**CHALLENGE**.
Please work out how many lines in the material contain "State" and give only that figure.

(Stored data)
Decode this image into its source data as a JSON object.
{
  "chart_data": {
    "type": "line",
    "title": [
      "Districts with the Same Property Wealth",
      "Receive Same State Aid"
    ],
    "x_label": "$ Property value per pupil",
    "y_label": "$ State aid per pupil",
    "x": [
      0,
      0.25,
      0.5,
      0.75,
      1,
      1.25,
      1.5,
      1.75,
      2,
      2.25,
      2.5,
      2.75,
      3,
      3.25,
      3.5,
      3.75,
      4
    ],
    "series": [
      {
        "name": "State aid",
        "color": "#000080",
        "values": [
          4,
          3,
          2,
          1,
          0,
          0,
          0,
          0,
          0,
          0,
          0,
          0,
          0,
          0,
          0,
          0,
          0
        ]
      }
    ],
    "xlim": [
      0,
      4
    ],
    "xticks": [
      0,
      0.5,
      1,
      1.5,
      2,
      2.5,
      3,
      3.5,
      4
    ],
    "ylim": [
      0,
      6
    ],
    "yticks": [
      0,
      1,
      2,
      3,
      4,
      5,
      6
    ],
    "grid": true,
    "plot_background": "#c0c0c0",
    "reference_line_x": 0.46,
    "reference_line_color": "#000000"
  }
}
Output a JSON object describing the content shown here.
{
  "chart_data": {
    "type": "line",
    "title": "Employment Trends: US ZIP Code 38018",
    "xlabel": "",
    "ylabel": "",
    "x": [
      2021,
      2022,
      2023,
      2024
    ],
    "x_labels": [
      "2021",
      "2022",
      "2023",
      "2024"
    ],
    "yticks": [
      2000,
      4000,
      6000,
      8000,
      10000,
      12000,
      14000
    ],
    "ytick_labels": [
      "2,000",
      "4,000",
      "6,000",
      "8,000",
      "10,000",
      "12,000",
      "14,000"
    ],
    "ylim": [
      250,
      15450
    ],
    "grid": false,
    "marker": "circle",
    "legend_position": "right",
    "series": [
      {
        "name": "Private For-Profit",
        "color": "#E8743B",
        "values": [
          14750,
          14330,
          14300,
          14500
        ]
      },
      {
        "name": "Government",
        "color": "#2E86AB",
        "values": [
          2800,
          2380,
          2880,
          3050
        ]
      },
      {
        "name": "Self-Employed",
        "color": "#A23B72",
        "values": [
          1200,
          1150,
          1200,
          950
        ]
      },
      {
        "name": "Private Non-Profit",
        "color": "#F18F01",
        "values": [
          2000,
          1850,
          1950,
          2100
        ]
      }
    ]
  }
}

**EXERCISE RESULT**.
3